What you are asked to do :: Leave out the pictures and give back all the entries exactly as written.

Document page transcript entries
○ ○ ○ ○

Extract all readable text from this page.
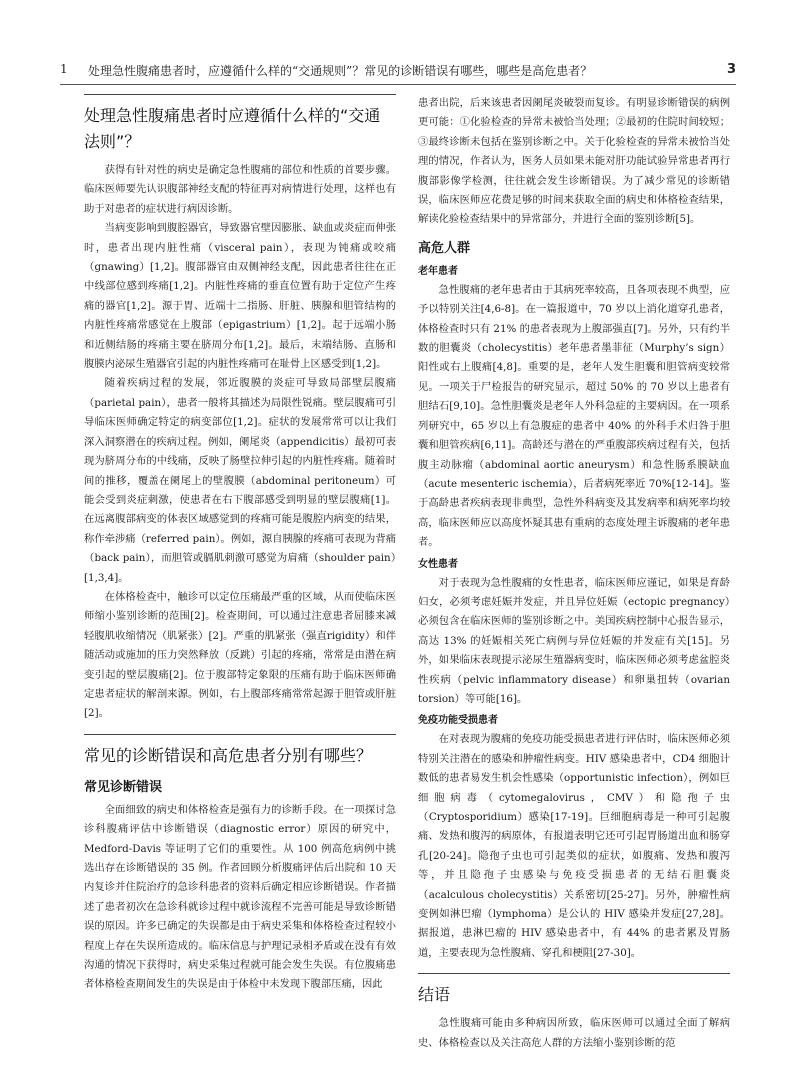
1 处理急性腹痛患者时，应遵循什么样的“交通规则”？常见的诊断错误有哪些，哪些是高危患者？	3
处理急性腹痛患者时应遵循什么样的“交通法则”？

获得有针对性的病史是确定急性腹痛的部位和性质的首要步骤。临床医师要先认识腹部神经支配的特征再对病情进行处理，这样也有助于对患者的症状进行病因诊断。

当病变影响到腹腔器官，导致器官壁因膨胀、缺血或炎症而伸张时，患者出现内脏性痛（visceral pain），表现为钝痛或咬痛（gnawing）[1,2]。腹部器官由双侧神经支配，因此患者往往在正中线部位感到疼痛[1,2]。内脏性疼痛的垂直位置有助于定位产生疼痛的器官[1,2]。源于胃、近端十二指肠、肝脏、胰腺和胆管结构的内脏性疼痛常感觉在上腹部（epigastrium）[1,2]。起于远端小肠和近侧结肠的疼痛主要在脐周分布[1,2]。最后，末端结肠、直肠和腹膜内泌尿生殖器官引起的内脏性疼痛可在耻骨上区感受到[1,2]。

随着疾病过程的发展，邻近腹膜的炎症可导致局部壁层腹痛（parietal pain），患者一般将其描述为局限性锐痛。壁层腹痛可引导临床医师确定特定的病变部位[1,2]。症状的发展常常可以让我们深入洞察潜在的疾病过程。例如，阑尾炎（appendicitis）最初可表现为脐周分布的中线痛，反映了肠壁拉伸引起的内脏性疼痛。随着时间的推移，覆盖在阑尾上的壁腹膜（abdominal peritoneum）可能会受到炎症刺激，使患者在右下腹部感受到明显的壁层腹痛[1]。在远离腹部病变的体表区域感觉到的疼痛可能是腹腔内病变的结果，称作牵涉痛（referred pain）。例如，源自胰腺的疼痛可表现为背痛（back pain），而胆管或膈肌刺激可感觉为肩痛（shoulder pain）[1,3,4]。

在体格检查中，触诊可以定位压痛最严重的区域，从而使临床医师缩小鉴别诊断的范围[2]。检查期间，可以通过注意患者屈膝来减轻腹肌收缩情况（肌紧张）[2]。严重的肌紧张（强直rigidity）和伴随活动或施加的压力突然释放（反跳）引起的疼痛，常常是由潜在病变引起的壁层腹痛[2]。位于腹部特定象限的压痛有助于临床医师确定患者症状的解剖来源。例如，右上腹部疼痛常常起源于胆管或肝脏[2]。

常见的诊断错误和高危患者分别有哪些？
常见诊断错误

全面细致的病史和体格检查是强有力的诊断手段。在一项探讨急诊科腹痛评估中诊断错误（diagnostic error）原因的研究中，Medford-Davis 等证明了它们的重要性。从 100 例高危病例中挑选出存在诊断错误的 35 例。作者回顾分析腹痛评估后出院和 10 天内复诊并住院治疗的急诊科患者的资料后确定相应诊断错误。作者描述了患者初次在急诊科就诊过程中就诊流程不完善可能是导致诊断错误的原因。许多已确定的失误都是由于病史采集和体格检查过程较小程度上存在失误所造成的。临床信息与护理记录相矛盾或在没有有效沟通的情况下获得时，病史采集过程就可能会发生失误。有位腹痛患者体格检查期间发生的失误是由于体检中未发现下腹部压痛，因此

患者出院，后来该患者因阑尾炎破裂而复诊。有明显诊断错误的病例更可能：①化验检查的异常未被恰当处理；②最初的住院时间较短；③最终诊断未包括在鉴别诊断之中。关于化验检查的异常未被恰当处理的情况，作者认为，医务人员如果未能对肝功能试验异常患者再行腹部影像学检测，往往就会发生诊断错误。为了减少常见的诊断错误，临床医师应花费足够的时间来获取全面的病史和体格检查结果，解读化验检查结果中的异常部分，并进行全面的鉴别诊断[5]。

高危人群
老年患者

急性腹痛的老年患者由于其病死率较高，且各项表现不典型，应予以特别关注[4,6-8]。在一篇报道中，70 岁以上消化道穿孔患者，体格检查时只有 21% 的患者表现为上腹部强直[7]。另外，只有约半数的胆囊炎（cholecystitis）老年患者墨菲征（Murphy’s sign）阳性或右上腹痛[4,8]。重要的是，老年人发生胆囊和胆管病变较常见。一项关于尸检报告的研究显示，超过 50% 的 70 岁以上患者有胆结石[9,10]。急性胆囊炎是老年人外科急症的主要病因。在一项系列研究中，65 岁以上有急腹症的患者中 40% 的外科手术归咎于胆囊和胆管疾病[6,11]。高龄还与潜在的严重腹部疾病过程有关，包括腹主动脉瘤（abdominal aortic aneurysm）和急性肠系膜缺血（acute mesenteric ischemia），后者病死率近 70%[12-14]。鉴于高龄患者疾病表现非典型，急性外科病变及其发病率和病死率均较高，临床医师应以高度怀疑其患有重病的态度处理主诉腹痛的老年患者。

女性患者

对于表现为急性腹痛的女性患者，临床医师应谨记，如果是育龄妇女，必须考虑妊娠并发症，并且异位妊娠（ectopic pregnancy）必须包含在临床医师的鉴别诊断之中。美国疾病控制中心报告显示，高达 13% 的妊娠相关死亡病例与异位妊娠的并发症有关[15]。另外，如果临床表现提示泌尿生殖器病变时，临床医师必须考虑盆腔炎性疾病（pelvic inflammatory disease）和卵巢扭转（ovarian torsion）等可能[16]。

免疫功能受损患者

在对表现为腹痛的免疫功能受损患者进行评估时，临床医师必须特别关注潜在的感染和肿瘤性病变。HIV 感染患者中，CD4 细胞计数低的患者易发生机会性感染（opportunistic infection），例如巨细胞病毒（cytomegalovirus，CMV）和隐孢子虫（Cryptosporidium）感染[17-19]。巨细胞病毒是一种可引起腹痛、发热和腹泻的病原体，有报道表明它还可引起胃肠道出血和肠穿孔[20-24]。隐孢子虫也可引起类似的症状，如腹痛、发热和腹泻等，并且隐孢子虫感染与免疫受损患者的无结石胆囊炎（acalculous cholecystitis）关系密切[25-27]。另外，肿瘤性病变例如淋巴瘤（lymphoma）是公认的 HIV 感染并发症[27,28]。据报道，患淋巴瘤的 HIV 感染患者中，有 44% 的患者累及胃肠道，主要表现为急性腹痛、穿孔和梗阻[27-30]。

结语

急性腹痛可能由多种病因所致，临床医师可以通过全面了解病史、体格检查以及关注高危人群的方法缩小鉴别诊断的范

○ ○ ○ ○

Solution to this exercise ::
Extract all readable text from this page.
1 处理急性腹痛患者时，应遵循什么样的“交通规则”？常见的诊断错误有哪些，哪些是高危患者？	3
处理急性腹痛患者时应遵循什么样的“交通法则”？

获得有针对性的病史是确定急性腹痛的部位和性质的首要步骤。临床医师要先认识腹部神经支配的特征再对病情进行处理，这样也有助于对患者的症状进行病因诊断。

当病变影响到腹腔器官，导致器官壁因膨胀、缺血或炎症而伸张时，患者出现内脏性痛（visceral pain），表现为钝痛或咬痛（gnawing）[1,2]。腹部器官由双侧神经支配，因此患者往往在正中线部位感到疼痛[1,2]。内脏性疼痛的垂直位置有助于定位产生疼痛的器官[1,2]。源于胃、近端十二指肠、肝脏、胰腺和胆管结构的内脏性疼痛常感觉在上腹部（epigastrium）[1,2]。起于远端小肠和近侧结肠的疼痛主要在脐周分布[1,2]。最后，末端结肠、直肠和腹膜内泌尿生殖器官引起的内脏性疼痛可在耻骨上区感受到[1,2]。

随着疾病过程的发展，邻近腹膜的炎症可导致局部壁层腹痛（parietal pain），患者一般将其描述为局限性锐痛。壁层腹痛可引导临床医师确定特定的病变部位[1,2]。症状的发展常常可以让我们深入洞察潜在的疾病过程。例如，阑尾炎（appendicitis）最初可表现为脐周分布的中线痛，反映了肠壁拉伸引起的内脏性疼痛。随着时间的推移，覆盖在阑尾上的壁腹膜（abdominal peritoneum）可能会受到炎症刺激，使患者在右下腹部感受到明显的壁层腹痛[1]。在远离腹部病变的体表区域感觉到的疼痛可能是腹腔内病变的结果，称作牵涉痛（referred pain）。例如，源自胰腺的疼痛可表现为背痛（back pain），而胆管或膈肌刺激可感觉为肩痛（shoulder pain）[1,3,4]。

在体格检查中，触诊可以定位压痛最严重的区域，从而使临床医师缩小鉴别诊断的范围[2]。检查期间，可以通过注意患者屈膝来减轻腹肌收缩情况（肌紧张）[2]。严重的肌紧张（强直rigidity）和伴随活动或施加的压力突然释放（反跳）引起的疼痛，常常是由潜在病变引起的壁层腹痛[2]。位于腹部特定象限的压痛有助于临床医师确定患者症状的解剖来源。例如，右上腹部疼痛常常起源于胆管或肝脏[2]。

常见的诊断错误和高危患者分别有哪些？
常见诊断错误

全面细致的病史和体格检查是强有力的诊断手段。在一项探讨急诊科腹痛评估中诊断错误（diagnostic error）原因的研究中，Medford-Davis 等证明了它们的重要性。从 100 例高危病例中挑选出存在诊断错误的 35 例。作者回顾分析腹痛评估后出院和 10 天内复诊并住院治疗的急诊科患者的资料后确定相应诊断错误。作者描述了患者初次在急诊科就诊过程中就诊流程不完善可能是导致诊断错误的原因。许多已确定的失误都是由于病史采集和体格检查过程较小程度上存在失误所造成的。临床信息与护理记录相矛盾或在没有有效沟通的情况下获得时，病史采集过程就可能会发生失误。有位腹痛患者体格检查期间发生的失误是由于体检中未发现下腹部压痛，因此

患者出院，后来该患者因阑尾炎破裂而复诊。有明显诊断错误的病例更可能：①化验检查的异常未被恰当处理；②最初的住院时间较短；③最终诊断未包括在鉴别诊断之中。关于化验检查的异常未被恰当处理的情况，作者认为，医务人员如果未能对肝功能试验异常患者再行腹部影像学检测，往往就会发生诊断错误。为了减少常见的诊断错误，临床医师应花费足够的时间来获取全面的病史和体格检查结果，解读化验检查结果中的异常部分，并进行全面的鉴别诊断[5]。

高危人群
老年患者

急性腹痛的老年患者由于其病死率较高，且各项表现不典型，应予以特别关注[4,6-8]。在一篇报道中，70 岁以上消化道穿孔患者，体格检查时只有 21% 的患者表现为上腹部强直[7]。另外，只有约半数的胆囊炎（cholecystitis）老年患者墨菲征（Murphy’s sign）阳性或右上腹痛[4,8]。重要的是，老年人发生胆囊和胆管病变较常见。一项关于尸检报告的研究显示，超过 50% 的 70 岁以上患者有胆结石[9,10]。急性胆囊炎是老年人外科急症的主要病因。在一项系列研究中，65 岁以上有急腹症的患者中 40% 的外科手术归咎于胆囊和胆管疾病[6,11]。高龄还与潜在的严重腹部疾病过程有关，包括腹主动脉瘤（abdominal aortic aneurysm）和急性肠系膜缺血（acute mesenteric ischemia），后者病死率近 70%[12-14]。鉴于高龄患者疾病表现非典型，急性外科病变及其发病率和病死率均较高，临床医师应以高度怀疑其患有重病的态度处理主诉腹痛的老年患者。

女性患者

对于表现为急性腹痛的女性患者，临床医师应谨记，如果是育龄妇女，必须考虑妊娠并发症，并且异位妊娠（ectopic pregnancy）必须包含在临床医师的鉴别诊断之中。美国疾病控制中心报告显示，高达 13% 的妊娠相关死亡病例与异位妊娠的并发症有关[15]。另外，如果临床表现提示泌尿生殖器病变时，临床医师必须考虑盆腔炎性疾病（pelvic inflammatory disease）和卵巢扭转（ovarian torsion）等可能[16]。

免疫功能受损患者

在对表现为腹痛的免疫功能受损患者进行评估时，临床医师必须特别关注潜在的感染和肿瘤性病变。HIV 感染患者中，CD4 细胞计数低的患者易发生机会性感染（opportunistic infection），例如巨细胞病毒（cytomegalovirus，CMV）和隐孢子虫（Cryptosporidium）感染[17-19]。巨细胞病毒是一种可引起腹痛、发热和腹泻的病原体，有报道表明它还可引起胃肠道出血和肠穿孔[20-24]。隐孢子虫也可引起类似的症状，如腹痛、发热和腹泻等，并且隐孢子虫感染与免疫受损患者的无结石胆囊炎（acalculous cholecystitis）关系密切[25-27]。另外，肿瘤性病变例如淋巴瘤（lymphoma）是公认的 HIV 感染并发症[27,28]。据报道，患淋巴瘤的 HIV 感染患者中，有 44% 的患者累及胃肠道，主要表现为急性腹痛、穿孔和梗阻[27-30]。

结语

急性腹痛可能由多种病因所致，临床医师可以通过全面了解病史、体格检查以及关注高危人群的方法缩小鉴别诊断的范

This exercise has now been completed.